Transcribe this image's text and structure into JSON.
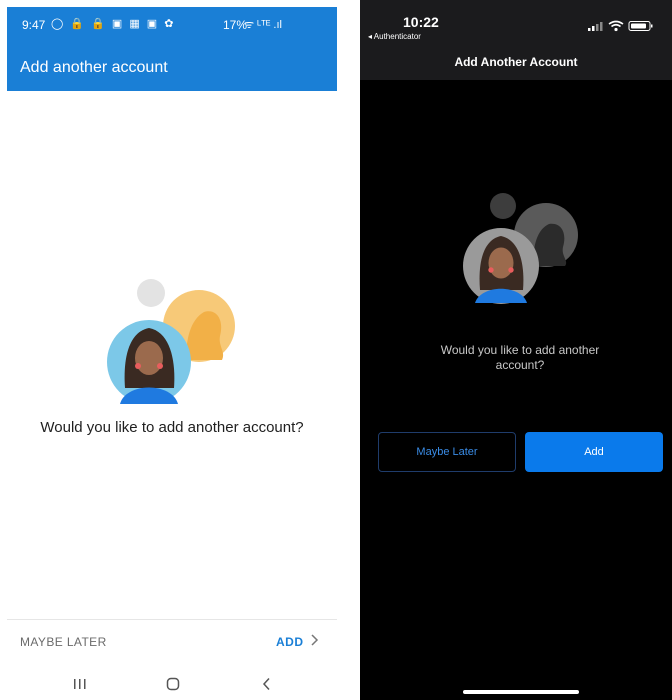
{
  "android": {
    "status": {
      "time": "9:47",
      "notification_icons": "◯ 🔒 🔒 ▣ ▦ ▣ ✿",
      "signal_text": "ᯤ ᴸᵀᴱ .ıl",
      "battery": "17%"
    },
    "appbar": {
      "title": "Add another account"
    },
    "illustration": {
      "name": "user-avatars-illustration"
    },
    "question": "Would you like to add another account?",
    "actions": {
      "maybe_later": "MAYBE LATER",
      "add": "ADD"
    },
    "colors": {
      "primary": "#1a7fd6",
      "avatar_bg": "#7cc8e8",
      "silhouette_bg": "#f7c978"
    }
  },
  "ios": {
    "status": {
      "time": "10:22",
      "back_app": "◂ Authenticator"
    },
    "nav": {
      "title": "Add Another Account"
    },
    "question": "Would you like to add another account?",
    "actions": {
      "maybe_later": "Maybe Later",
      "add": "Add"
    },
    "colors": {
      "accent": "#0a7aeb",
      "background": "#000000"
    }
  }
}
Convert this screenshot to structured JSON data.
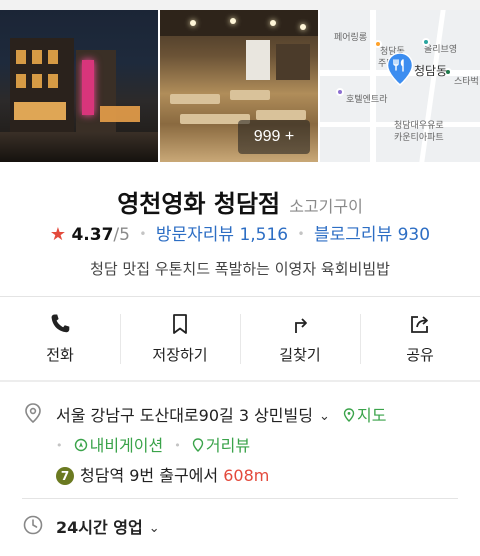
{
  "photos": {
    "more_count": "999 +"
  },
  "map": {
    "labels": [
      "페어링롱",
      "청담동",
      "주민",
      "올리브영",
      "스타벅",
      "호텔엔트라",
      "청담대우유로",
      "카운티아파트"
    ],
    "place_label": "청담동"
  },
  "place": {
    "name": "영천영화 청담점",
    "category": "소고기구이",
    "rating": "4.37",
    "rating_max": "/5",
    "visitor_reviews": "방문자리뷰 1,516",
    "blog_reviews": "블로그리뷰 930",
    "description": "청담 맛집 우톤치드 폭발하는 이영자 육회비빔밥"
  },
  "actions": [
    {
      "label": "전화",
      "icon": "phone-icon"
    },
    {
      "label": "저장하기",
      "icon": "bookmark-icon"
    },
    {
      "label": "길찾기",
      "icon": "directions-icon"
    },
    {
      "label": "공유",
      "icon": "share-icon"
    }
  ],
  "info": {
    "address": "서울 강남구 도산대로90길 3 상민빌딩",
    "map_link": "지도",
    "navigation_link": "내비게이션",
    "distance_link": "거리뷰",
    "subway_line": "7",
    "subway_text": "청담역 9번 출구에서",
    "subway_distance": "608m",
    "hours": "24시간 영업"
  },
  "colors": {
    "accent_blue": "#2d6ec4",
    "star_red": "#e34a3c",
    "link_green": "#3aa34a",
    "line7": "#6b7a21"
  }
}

━━━━━━━━━━━━━━━━━━━━━━━━━━━━━━

REQUIRED TASK » Your copy should match the records word for word, with the pictures removed.

THE RESULT »
Transcribe this image's text and structure into JSON.
{
  "android": {
    "status": {
      "time": "9:47",
      "notification_icons": "◯ 🔒 🔒 ▣ ▦ ▣ ✿",
      "signal_text": "ᯤ ᴸᵀᴱ .ıl",
      "battery": "17%"
    },
    "appbar": {
      "title": "Add another account"
    },
    "illustration": {
      "name": "user-avatars-illustration"
    },
    "question": "Would you like to add another account?",
    "actions": {
      "maybe_later": "MAYBE LATER",
      "add": "ADD"
    },
    "colors": {
      "primary": "#1a7fd6",
      "avatar_bg": "#7cc8e8",
      "silhouette_bg": "#f7c978"
    }
  },
  "ios": {
    "status": {
      "time": "10:22",
      "back_app": "◂ Authenticator"
    },
    "nav": {
      "title": "Add Another Account"
    },
    "question": "Would you like to add another account?",
    "actions": {
      "maybe_later": "Maybe Later",
      "add": "Add"
    },
    "colors": {
      "accent": "#0a7aeb",
      "background": "#000000"
    }
  }
}
Convert this screenshot to structured JSON data.
{
  "photos": {
    "more_count": "999 +"
  },
  "map": {
    "labels": [
      "페어링롱",
      "청담동",
      "주민",
      "올리브영",
      "스타벅",
      "호텔엔트라",
      "청담대우유로",
      "카운티아파트"
    ],
    "place_label": "청담동"
  },
  "place": {
    "name": "영천영화 청담점",
    "category": "소고기구이",
    "rating": "4.37",
    "rating_max": "/5",
    "visitor_reviews": "방문자리뷰 1,516",
    "blog_reviews": "블로그리뷰 930",
    "description": "청담 맛집 우톤치드 폭발하는 이영자 육회비빔밥"
  },
  "actions": [
    {
      "label": "전화",
      "icon": "phone-icon"
    },
    {
      "label": "저장하기",
      "icon": "bookmark-icon"
    },
    {
      "label": "길찾기",
      "icon": "directions-icon"
    },
    {
      "label": "공유",
      "icon": "share-icon"
    }
  ],
  "info": {
    "address": "서울 강남구 도산대로90길 3 상민빌딩",
    "map_link": "지도",
    "navigation_link": "내비게이션",
    "distance_link": "거리뷰",
    "subway_line": "7",
    "subway_text": "청담역 9번 출구에서",
    "subway_distance": "608m",
    "hours": "24시간 영업"
  },
  "colors": {
    "accent_blue": "#2d6ec4",
    "star_red": "#e34a3c",
    "link_green": "#3aa34a",
    "line7": "#6b7a21"
  }
}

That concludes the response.